---- EXERCISE MATERIALS

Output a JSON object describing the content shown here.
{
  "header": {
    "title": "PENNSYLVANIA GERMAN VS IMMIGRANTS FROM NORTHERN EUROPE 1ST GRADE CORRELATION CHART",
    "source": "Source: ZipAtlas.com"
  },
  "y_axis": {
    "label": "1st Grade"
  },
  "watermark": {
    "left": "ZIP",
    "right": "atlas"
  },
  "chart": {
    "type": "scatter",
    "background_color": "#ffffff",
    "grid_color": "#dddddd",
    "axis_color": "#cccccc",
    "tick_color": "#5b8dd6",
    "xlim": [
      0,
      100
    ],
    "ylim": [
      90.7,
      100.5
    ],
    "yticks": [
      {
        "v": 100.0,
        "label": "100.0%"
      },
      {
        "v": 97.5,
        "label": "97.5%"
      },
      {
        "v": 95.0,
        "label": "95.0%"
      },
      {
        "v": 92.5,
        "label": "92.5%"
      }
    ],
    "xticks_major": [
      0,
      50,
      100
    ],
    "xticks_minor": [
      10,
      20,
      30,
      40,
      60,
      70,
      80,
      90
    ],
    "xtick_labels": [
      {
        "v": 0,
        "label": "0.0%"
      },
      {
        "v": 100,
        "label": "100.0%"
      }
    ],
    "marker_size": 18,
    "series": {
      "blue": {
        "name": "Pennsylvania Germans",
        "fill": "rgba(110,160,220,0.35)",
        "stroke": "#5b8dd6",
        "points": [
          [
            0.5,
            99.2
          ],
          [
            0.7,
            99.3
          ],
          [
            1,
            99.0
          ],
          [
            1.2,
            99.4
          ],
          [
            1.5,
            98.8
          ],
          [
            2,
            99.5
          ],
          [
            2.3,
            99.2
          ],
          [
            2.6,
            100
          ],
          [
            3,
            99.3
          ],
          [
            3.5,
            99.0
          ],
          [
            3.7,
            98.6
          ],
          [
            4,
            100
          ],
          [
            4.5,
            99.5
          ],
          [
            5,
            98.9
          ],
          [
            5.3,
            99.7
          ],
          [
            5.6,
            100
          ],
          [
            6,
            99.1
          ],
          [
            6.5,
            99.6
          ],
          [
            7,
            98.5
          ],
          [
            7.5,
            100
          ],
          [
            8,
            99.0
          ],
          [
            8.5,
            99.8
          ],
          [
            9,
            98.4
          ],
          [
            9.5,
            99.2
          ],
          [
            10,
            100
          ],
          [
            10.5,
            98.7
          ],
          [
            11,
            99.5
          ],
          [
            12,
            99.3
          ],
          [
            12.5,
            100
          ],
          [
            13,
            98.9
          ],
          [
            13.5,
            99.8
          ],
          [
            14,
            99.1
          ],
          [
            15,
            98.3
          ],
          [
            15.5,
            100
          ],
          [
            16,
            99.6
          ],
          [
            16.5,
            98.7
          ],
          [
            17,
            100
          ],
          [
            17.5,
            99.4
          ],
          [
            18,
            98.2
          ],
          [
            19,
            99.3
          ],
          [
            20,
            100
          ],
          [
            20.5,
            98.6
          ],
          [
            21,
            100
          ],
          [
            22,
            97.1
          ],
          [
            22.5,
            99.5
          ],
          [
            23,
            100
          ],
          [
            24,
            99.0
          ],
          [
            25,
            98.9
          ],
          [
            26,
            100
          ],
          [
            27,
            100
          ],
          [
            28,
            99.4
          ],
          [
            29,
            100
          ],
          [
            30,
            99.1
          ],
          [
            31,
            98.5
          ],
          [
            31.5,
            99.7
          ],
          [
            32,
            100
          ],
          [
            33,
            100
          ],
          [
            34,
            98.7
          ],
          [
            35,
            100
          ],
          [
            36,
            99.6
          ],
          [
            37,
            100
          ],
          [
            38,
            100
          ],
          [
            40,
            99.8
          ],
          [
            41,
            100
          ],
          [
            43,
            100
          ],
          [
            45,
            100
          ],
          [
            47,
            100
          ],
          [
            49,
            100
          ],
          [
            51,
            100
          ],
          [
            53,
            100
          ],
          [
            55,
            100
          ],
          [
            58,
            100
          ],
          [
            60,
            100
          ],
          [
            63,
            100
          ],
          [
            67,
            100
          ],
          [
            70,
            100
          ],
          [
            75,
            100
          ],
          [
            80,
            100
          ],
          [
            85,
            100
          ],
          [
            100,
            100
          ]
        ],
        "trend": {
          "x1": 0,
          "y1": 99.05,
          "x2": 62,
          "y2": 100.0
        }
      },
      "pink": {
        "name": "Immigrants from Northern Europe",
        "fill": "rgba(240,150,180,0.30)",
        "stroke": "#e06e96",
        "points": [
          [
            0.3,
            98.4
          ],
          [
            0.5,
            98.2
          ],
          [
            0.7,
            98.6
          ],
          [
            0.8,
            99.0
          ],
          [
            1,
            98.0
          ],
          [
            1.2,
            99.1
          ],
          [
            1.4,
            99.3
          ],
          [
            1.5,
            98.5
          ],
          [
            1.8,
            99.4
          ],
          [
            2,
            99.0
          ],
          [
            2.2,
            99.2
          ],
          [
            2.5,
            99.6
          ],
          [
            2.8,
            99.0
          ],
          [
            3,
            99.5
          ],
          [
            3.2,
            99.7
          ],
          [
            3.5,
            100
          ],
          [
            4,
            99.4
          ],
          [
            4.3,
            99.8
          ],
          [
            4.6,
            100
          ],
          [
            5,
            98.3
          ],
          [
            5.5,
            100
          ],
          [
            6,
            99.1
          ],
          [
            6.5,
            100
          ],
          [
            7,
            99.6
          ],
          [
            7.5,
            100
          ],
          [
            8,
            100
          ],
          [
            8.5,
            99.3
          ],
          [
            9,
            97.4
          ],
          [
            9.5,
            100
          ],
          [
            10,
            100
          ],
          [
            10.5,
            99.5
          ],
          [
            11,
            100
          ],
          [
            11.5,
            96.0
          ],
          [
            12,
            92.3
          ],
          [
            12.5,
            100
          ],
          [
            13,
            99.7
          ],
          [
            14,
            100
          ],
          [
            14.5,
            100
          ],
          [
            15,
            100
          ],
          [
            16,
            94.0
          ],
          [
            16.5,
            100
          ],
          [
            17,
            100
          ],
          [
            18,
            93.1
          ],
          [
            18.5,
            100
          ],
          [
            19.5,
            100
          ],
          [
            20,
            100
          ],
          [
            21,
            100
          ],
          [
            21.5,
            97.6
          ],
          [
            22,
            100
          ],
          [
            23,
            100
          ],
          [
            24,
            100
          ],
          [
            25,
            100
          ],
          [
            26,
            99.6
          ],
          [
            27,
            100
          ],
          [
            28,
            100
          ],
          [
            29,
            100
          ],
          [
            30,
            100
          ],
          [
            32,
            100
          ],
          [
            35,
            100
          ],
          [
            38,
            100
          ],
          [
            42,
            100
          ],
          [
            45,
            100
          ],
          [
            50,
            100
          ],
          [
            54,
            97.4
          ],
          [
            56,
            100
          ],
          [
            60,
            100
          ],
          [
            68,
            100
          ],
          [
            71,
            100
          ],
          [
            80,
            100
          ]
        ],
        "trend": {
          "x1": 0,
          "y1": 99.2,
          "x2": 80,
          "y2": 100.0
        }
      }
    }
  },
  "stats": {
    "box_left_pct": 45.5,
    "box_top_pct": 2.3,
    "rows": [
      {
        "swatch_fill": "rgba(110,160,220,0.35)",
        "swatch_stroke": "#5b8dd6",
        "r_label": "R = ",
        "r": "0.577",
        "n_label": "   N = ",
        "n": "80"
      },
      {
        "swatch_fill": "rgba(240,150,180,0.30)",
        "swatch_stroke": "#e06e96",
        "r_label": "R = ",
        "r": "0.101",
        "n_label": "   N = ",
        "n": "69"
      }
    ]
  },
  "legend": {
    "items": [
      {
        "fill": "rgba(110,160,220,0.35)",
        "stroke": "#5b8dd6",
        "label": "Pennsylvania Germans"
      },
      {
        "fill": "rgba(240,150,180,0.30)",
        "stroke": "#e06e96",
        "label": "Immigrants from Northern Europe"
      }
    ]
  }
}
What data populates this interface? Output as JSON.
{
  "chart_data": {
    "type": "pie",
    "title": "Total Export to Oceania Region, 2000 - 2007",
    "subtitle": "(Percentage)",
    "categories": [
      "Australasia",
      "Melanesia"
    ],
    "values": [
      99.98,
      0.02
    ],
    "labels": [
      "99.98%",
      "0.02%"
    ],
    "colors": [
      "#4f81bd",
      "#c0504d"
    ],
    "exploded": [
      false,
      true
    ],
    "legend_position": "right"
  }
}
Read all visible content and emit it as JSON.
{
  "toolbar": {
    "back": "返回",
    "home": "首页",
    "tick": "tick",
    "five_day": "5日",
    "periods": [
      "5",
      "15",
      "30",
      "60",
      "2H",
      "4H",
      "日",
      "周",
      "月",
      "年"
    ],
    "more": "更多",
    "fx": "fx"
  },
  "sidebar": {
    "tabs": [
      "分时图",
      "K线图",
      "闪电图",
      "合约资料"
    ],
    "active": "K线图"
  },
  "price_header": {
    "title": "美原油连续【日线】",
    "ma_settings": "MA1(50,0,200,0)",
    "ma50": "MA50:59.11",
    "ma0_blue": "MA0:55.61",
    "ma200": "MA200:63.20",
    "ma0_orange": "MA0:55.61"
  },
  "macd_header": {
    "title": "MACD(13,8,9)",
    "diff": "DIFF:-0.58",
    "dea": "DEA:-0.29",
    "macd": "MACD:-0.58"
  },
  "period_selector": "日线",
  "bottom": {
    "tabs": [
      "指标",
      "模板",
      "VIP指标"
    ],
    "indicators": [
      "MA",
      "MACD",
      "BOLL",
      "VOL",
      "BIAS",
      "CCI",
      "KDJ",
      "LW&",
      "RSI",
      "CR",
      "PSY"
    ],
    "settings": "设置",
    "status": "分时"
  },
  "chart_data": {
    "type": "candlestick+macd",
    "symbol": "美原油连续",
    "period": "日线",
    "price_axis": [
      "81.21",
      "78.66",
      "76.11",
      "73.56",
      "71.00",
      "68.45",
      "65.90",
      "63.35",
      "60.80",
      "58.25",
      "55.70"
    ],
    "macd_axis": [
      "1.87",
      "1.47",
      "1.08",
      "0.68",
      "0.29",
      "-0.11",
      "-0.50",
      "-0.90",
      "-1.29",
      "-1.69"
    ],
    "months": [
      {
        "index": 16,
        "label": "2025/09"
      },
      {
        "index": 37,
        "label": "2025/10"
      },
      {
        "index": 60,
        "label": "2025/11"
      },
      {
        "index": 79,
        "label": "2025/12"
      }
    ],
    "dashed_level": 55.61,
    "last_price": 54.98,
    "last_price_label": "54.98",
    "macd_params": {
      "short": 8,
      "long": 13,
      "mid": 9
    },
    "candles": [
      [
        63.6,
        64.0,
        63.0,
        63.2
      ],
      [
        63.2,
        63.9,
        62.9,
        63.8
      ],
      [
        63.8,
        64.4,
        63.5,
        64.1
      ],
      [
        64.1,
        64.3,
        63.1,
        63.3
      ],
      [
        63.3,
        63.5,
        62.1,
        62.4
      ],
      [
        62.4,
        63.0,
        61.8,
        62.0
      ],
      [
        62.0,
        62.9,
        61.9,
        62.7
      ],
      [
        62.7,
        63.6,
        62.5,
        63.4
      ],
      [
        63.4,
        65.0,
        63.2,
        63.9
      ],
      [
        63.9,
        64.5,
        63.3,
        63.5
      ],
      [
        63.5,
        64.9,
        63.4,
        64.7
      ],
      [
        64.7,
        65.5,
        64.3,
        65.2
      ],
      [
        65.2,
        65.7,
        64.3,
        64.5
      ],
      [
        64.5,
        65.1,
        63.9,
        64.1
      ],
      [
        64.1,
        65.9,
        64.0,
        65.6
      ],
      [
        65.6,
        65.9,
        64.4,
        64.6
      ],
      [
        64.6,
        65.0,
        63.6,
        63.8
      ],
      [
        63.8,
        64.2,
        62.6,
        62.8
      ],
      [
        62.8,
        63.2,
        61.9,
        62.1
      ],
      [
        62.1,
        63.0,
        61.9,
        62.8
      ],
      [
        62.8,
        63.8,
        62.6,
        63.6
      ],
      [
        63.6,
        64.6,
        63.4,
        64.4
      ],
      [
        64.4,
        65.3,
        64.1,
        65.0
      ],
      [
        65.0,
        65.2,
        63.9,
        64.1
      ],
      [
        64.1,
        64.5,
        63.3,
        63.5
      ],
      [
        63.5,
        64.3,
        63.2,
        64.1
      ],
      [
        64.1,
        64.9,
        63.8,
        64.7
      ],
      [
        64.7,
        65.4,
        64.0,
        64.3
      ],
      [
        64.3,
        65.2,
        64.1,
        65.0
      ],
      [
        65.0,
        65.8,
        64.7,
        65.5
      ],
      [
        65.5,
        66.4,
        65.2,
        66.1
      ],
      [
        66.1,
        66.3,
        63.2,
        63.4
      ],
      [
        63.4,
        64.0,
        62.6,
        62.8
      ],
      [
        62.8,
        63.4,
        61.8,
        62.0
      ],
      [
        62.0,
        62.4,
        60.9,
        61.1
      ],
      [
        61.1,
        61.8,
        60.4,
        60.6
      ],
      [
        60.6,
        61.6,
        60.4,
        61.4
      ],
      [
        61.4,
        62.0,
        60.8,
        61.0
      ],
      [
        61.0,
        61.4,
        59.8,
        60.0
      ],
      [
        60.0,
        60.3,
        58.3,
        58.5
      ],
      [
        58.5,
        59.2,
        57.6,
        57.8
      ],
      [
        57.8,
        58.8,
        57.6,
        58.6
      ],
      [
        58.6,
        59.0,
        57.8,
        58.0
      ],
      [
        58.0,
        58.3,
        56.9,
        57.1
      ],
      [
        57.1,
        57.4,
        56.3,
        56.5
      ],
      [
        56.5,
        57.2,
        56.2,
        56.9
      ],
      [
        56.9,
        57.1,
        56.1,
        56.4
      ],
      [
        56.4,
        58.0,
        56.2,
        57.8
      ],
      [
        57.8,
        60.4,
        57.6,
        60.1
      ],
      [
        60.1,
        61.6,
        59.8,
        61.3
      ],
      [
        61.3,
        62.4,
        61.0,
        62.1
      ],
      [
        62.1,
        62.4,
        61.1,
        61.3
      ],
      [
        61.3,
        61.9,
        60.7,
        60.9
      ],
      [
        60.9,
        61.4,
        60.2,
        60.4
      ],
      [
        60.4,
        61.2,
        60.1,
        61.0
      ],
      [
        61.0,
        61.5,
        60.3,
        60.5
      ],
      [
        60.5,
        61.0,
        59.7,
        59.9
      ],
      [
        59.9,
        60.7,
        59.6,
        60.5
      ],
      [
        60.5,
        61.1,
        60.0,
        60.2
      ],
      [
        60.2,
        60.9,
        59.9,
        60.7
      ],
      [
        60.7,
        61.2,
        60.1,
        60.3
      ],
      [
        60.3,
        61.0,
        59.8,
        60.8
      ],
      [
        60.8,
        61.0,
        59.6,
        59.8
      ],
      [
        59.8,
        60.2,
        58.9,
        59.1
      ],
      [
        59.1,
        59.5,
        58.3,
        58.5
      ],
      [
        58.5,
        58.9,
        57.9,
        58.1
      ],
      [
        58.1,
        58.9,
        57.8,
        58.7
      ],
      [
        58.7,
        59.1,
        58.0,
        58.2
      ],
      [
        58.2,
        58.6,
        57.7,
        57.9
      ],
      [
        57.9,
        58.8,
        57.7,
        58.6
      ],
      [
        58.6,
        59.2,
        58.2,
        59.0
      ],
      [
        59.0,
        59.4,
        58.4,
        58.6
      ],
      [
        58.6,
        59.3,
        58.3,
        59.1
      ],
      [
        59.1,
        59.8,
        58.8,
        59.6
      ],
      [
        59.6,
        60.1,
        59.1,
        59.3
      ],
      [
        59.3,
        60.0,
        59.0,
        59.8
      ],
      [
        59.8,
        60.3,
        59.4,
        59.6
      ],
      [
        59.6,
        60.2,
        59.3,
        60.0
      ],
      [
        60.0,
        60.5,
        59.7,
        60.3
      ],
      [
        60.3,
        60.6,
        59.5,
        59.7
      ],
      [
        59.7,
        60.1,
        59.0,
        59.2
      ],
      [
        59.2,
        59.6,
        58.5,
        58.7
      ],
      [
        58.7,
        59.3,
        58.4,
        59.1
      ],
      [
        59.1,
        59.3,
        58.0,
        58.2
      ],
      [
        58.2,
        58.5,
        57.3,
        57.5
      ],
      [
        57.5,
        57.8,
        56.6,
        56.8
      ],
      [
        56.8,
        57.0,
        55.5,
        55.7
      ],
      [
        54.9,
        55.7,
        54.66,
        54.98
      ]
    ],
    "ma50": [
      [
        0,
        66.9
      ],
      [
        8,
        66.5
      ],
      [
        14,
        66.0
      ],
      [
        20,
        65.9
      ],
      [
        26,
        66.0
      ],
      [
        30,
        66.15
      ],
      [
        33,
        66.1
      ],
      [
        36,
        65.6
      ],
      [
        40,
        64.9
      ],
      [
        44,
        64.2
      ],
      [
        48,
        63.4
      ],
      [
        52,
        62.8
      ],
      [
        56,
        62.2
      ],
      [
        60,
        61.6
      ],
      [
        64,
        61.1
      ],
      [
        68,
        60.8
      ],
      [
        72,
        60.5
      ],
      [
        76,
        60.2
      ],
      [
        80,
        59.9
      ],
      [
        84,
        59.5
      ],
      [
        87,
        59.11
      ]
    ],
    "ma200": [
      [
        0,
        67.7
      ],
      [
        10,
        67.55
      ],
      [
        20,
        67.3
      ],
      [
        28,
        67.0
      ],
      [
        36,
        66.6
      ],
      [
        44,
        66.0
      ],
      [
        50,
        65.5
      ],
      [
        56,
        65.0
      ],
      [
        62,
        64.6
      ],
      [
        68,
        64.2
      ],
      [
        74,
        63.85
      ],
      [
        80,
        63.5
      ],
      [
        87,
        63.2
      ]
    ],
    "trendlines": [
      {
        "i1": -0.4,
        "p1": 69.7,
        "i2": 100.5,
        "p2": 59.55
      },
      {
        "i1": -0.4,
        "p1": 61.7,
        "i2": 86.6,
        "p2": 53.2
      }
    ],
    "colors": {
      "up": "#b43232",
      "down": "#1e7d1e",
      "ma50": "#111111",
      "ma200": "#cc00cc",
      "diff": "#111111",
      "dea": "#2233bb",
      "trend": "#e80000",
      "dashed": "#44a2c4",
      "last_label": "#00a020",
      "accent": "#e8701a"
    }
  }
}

--------

§ YOUR TASK: Write out every line of the data that holds the word "Germans".

§ OUTPUT OF THE TASK:
        "name": "Pennsylvania Germans",
        "label": "Pennsylvania Germans"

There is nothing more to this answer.